Collection entries
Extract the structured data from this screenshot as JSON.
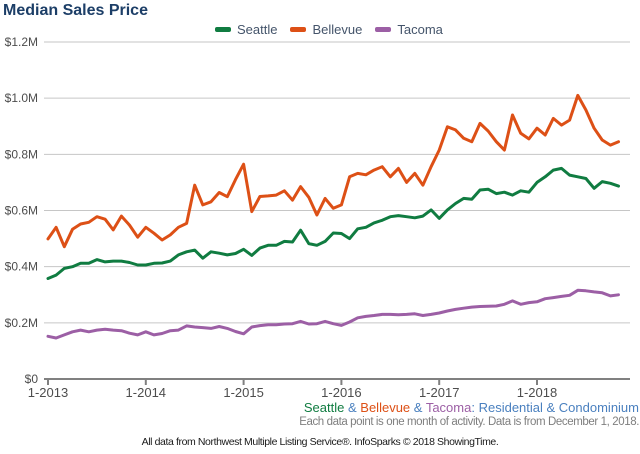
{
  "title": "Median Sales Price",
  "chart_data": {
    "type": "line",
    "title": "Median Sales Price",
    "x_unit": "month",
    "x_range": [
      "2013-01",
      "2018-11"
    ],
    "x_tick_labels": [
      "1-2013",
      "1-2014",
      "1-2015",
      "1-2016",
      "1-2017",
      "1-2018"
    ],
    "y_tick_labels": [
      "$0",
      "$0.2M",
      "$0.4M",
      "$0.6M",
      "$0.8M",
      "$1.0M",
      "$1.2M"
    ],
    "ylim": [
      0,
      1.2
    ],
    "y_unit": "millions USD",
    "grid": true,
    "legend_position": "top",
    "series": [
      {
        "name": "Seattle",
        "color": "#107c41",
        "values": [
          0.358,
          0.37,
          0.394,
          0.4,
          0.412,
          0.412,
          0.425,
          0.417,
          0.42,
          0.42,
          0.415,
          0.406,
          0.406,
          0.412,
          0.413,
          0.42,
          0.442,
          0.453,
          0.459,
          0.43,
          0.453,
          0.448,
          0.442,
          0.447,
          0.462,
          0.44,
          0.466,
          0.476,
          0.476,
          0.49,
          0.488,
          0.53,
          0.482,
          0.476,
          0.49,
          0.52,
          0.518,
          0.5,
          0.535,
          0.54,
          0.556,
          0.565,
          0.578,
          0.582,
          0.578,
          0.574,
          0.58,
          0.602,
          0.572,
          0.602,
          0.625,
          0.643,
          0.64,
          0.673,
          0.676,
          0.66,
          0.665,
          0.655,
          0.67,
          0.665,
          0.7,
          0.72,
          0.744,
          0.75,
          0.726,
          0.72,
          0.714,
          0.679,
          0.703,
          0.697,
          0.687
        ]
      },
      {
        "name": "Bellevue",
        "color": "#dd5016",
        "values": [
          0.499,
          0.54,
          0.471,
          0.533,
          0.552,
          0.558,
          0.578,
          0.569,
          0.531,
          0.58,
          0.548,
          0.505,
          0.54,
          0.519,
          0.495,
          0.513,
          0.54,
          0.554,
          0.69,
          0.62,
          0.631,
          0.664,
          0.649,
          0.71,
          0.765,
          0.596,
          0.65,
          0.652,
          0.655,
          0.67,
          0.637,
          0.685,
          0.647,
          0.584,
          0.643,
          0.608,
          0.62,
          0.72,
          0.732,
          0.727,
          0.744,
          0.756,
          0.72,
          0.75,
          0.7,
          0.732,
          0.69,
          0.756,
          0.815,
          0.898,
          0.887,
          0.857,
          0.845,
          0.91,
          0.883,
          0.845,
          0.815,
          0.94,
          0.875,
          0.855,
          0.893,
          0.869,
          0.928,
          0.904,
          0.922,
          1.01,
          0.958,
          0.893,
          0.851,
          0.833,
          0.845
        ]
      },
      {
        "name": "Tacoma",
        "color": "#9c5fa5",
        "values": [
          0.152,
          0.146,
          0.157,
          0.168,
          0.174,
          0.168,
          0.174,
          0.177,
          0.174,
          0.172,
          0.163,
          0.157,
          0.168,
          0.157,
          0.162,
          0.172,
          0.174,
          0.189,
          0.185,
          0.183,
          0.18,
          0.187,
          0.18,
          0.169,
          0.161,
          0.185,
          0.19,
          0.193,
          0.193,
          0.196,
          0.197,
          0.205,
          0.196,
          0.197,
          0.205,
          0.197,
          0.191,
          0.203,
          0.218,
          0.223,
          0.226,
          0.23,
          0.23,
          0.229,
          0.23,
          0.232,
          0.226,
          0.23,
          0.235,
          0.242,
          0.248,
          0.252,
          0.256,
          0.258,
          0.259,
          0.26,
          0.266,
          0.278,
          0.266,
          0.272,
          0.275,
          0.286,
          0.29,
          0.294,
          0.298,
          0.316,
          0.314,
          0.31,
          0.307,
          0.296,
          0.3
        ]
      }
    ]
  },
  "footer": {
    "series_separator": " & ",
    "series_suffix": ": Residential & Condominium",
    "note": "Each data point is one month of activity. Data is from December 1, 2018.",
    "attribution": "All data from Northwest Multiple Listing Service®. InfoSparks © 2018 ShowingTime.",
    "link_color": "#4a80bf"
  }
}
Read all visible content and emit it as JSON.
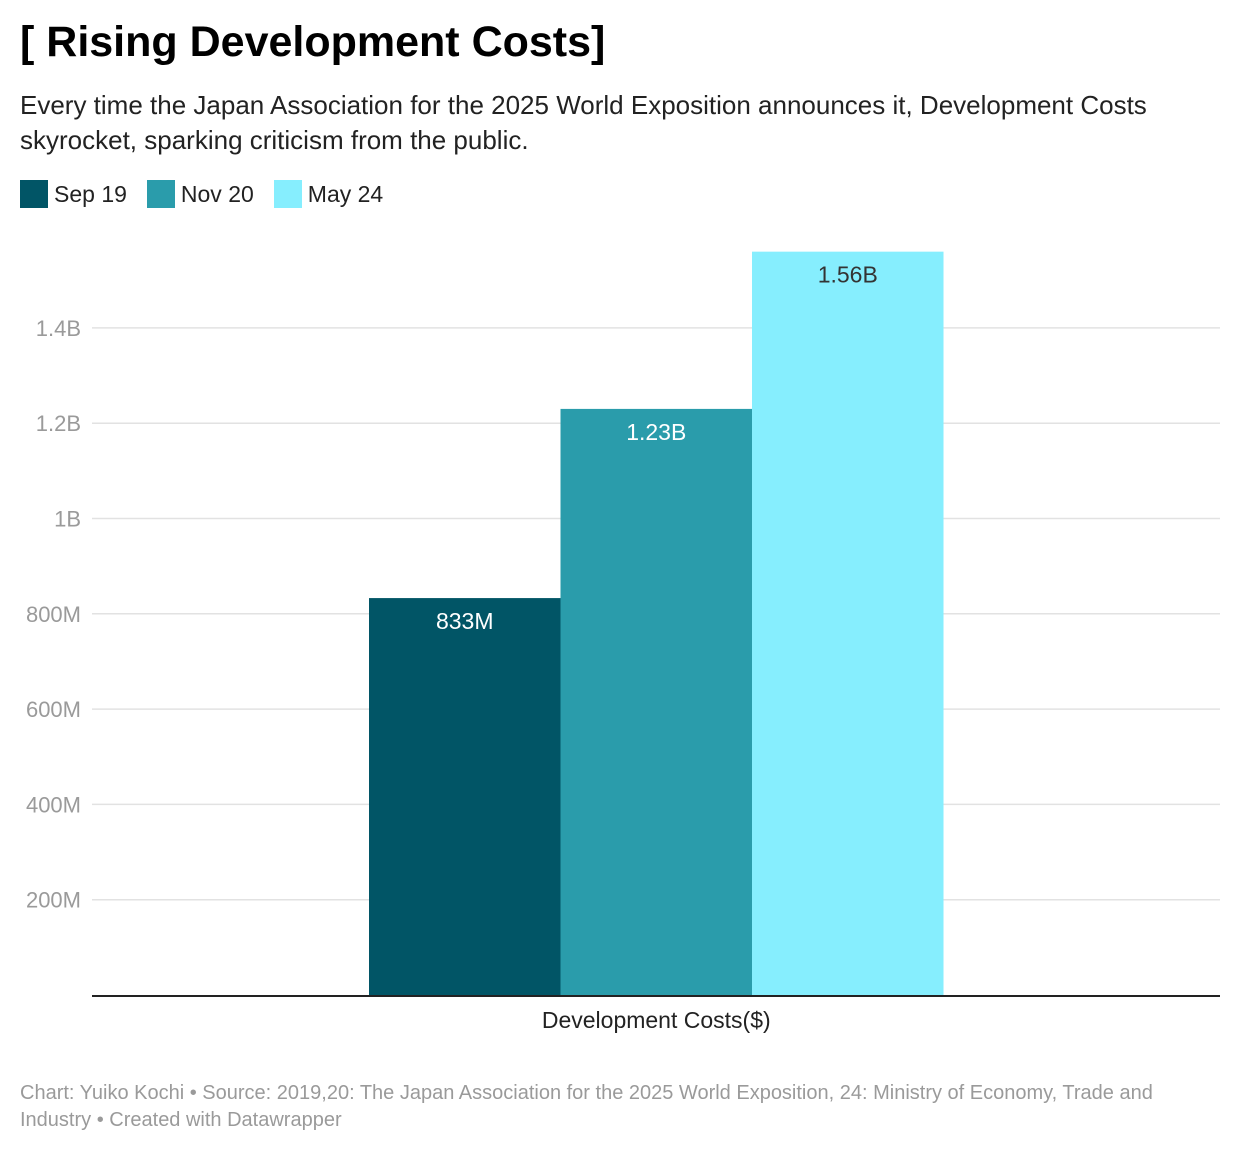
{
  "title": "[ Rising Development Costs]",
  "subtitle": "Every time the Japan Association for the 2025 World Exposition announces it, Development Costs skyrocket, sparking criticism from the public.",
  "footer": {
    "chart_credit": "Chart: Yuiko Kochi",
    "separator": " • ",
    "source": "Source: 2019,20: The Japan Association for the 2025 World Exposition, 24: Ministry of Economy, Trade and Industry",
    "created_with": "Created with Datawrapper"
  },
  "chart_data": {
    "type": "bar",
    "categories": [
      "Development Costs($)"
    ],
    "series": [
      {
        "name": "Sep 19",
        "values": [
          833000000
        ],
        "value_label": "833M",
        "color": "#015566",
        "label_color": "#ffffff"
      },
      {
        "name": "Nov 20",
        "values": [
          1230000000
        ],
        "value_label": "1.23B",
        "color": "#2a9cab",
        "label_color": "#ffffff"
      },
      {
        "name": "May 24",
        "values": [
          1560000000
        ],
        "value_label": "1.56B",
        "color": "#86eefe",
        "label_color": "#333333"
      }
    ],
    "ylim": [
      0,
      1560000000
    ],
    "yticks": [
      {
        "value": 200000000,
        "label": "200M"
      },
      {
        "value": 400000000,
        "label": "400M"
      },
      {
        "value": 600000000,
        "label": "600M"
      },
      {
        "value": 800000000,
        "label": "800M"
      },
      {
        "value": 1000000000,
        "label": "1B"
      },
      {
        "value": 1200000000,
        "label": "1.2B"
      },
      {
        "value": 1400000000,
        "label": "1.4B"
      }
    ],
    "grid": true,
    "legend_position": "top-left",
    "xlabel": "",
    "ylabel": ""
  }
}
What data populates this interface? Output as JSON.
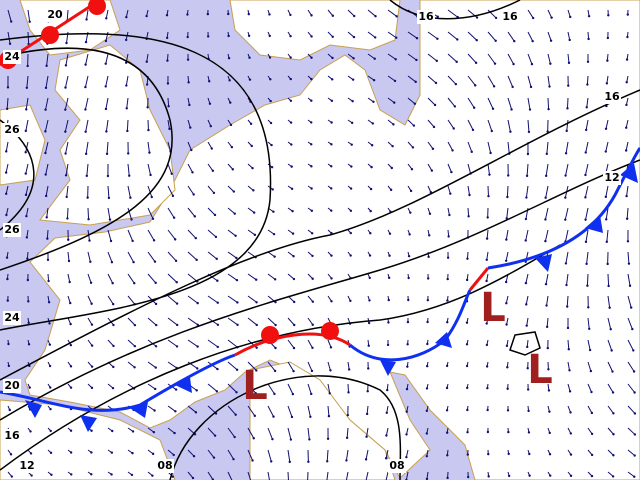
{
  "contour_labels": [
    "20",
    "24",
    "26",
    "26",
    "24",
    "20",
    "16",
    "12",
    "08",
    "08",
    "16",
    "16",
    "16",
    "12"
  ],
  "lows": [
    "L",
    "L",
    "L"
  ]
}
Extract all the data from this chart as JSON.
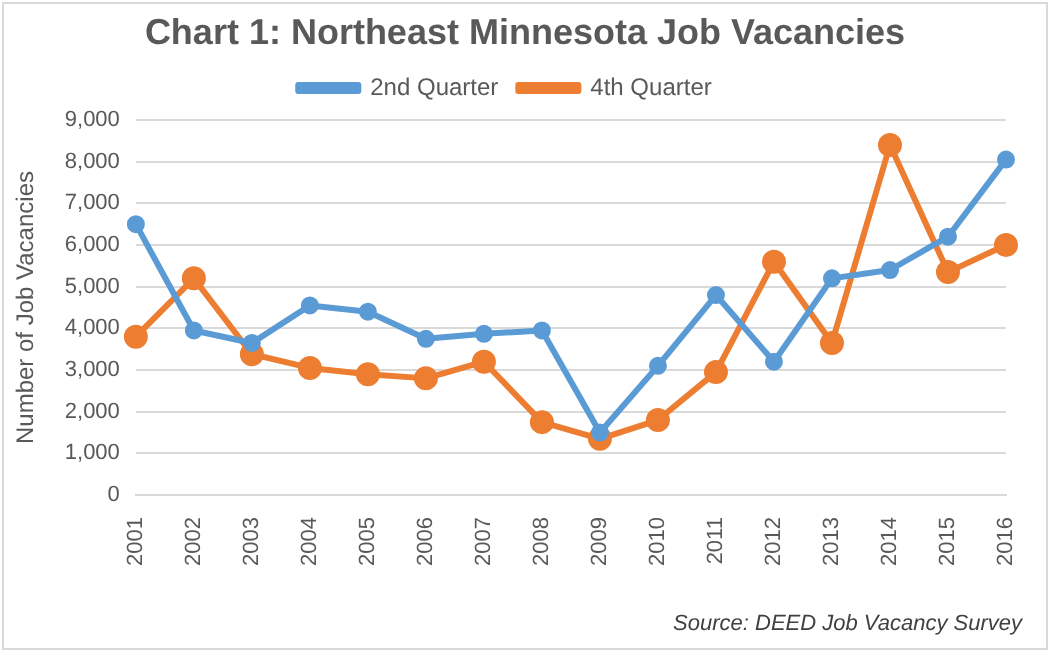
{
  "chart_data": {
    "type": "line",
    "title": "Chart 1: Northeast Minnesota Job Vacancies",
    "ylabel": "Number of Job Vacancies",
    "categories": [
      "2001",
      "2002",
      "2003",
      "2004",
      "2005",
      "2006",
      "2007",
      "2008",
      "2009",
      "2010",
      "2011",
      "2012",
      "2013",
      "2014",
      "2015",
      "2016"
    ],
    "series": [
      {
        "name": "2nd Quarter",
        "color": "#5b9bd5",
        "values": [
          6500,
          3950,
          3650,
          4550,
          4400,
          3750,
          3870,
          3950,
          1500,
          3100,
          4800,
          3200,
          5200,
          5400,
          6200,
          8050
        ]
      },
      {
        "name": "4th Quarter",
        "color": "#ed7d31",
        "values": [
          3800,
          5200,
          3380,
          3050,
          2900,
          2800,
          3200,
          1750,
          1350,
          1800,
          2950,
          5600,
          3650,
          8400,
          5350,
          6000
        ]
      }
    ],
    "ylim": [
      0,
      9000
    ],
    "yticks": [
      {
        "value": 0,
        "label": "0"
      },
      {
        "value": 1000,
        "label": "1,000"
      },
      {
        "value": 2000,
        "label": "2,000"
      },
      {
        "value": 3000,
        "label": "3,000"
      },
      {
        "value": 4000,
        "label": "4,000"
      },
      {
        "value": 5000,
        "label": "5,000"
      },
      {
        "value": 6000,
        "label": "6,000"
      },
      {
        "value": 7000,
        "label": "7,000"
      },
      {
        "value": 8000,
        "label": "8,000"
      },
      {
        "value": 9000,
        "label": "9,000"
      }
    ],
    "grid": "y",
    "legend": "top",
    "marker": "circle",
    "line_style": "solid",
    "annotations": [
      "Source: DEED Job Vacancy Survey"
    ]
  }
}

Exercise brief:
Give only the number of lines in the material above that include the word "name".

Response to this task:
8